Image layout annotations
------------------------------------------------
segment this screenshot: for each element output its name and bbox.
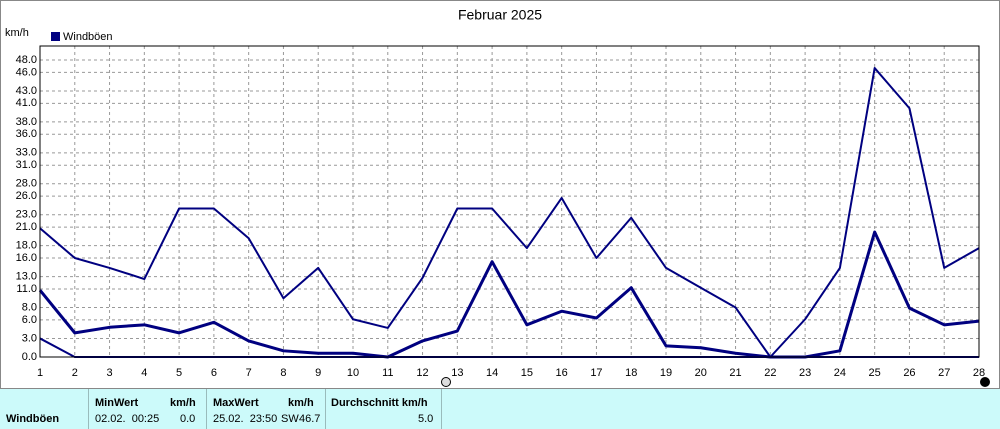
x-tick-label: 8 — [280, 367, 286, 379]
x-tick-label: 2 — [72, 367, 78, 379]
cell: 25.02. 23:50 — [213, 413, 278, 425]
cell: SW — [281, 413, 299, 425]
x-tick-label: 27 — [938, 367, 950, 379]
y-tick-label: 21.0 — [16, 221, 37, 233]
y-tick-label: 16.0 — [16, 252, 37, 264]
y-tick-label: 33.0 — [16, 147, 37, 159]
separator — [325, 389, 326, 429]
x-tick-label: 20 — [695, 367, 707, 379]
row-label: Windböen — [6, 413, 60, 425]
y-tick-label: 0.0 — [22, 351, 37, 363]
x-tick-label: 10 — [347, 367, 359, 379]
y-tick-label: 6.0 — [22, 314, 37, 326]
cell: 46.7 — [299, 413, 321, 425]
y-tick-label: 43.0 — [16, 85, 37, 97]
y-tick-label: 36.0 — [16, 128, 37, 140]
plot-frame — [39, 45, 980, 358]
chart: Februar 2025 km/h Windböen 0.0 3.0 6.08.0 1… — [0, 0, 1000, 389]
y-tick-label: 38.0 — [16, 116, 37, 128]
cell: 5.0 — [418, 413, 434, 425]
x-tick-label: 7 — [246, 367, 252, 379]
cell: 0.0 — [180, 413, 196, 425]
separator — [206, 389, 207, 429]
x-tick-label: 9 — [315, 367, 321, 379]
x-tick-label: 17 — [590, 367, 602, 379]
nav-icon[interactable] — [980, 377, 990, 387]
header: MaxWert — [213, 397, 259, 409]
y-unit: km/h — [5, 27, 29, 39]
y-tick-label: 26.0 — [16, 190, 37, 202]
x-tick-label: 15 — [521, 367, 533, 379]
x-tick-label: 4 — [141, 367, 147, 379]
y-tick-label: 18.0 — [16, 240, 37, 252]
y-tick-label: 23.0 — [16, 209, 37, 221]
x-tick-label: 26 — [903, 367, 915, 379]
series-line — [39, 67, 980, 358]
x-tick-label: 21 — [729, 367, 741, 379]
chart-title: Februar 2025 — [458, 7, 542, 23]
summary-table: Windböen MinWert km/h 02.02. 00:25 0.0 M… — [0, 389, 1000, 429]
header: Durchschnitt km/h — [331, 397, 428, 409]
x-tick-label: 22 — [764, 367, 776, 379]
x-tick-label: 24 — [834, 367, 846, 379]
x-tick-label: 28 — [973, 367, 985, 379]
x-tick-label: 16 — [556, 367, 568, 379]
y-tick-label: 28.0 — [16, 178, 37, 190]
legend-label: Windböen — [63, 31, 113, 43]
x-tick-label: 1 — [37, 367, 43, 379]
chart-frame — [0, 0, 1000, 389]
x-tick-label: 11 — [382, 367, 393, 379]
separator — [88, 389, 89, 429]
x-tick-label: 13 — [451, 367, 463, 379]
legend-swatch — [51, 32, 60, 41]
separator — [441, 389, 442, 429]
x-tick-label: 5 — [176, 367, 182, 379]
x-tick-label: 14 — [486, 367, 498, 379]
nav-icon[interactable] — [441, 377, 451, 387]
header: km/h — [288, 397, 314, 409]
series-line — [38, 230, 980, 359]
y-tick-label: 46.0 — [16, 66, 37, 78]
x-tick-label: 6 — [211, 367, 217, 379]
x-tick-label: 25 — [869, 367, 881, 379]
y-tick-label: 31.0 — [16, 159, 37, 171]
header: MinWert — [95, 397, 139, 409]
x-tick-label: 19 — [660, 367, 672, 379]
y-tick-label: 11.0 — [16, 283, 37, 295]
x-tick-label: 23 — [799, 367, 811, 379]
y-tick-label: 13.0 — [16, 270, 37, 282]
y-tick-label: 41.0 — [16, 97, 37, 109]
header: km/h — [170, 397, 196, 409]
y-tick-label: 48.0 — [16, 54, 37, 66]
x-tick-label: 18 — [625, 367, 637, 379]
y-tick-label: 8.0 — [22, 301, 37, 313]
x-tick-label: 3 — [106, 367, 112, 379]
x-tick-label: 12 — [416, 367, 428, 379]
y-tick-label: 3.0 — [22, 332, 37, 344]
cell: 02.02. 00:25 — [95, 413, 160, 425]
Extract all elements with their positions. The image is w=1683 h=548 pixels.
------------------------------------------------
*REQUEST*.
Copy all of the data above line for line, leaving out the pictures.

*ANSWER FOR THIS EXERCISE*.
segment this screenshot: for each element output its name and bbox.
x-tick-label: 8 — [280, 367, 286, 379]
x-tick-label: 2 — [72, 367, 78, 379]
cell: 25.02. 23:50 — [213, 413, 278, 425]
cell: SW — [281, 413, 299, 425]
x-tick-label: 27 — [938, 367, 950, 379]
y-tick-label: 21.0 — [16, 221, 37, 233]
y-tick-label: 16.0 — [16, 252, 37, 264]
y-tick-label: 33.0 — [16, 147, 37, 159]
separator — [325, 389, 326, 429]
x-tick-label: 20 — [695, 367, 707, 379]
row-label: Windböen — [6, 413, 60, 425]
y-tick-label: 0.0 — [22, 351, 37, 363]
x-tick-label: 10 — [347, 367, 359, 379]
y-tick-label: 6.0 — [22, 314, 37, 326]
cell: 46.7 — [299, 413, 321, 425]
y-tick-label: 43.0 — [16, 85, 37, 97]
y-tick-label: 36.0 — [16, 128, 37, 140]
plot-frame — [39, 45, 980, 358]
chart: Februar 2025 km/h Windböen 0.0 3.0 6.08.0 1… — [0, 0, 1000, 389]
y-tick-label: 38.0 — [16, 116, 37, 128]
cell: 5.0 — [418, 413, 434, 425]
x-tick-label: 7 — [246, 367, 252, 379]
cell: 0.0 — [180, 413, 196, 425]
separator — [206, 389, 207, 429]
x-tick-label: 9 — [315, 367, 321, 379]
x-tick-label: 17 — [590, 367, 602, 379]
nav-icon[interactable] — [980, 377, 990, 387]
header: MaxWert — [213, 397, 259, 409]
y-unit: km/h — [5, 27, 29, 39]
y-tick-label: 26.0 — [16, 190, 37, 202]
x-tick-label: 15 — [521, 367, 533, 379]
x-tick-label: 4 — [141, 367, 147, 379]
y-tick-label: 18.0 — [16, 240, 37, 252]
y-tick-label: 23.0 — [16, 209, 37, 221]
x-tick-label: 26 — [903, 367, 915, 379]
series-line — [39, 67, 980, 358]
x-tick-label: 21 — [729, 367, 741, 379]
chart-title: Februar 2025 — [458, 7, 542, 23]
summary-table: Windböen MinWert km/h 02.02. 00:25 0.0 M… — [0, 389, 1000, 429]
header: Durchschnitt km/h — [331, 397, 428, 409]
x-tick-label: 22 — [764, 367, 776, 379]
x-tick-label: 24 — [834, 367, 846, 379]
x-tick-label: 28 — [973, 367, 985, 379]
x-tick-label: 16 — [556, 367, 568, 379]
y-tick-label: 28.0 — [16, 178, 37, 190]
legend-label: Windböen — [63, 31, 113, 43]
x-tick-label: 1 — [37, 367, 43, 379]
chart-frame — [0, 0, 1000, 389]
x-tick-label: 11 — [382, 367, 393, 379]
separator — [88, 389, 89, 429]
x-tick-label: 13 — [451, 367, 463, 379]
legend-swatch — [51, 32, 60, 41]
separator — [441, 389, 442, 429]
x-tick-label: 5 — [176, 367, 182, 379]
x-tick-label: 14 — [486, 367, 498, 379]
nav-icon[interactable] — [441, 377, 451, 387]
header: km/h — [288, 397, 314, 409]
series-line — [38, 230, 980, 359]
y-tick-label: 46.0 — [16, 66, 37, 78]
x-tick-label: 6 — [211, 367, 217, 379]
x-tick-label: 25 — [869, 367, 881, 379]
y-tick-label: 31.0 — [16, 159, 37, 171]
header: MinWert — [95, 397, 139, 409]
x-tick-label: 19 — [660, 367, 672, 379]
y-tick-label: 11.0 — [16, 283, 37, 295]
x-tick-label: 23 — [799, 367, 811, 379]
y-tick-label: 13.0 — [16, 270, 37, 282]
y-tick-label: 41.0 — [16, 97, 37, 109]
header: km/h — [170, 397, 196, 409]
y-tick-label: 48.0 — [16, 54, 37, 66]
x-tick-label: 18 — [625, 367, 637, 379]
y-tick-label: 8.0 — [22, 301, 37, 313]
x-tick-label: 3 — [106, 367, 112, 379]
x-tick-label: 12 — [416, 367, 428, 379]
y-tick-label: 3.0 — [22, 332, 37, 344]
cell: 02.02. 00:25 — [95, 413, 160, 425]
Extract all elements with their positions. The image is w=1683 h=548 pixels.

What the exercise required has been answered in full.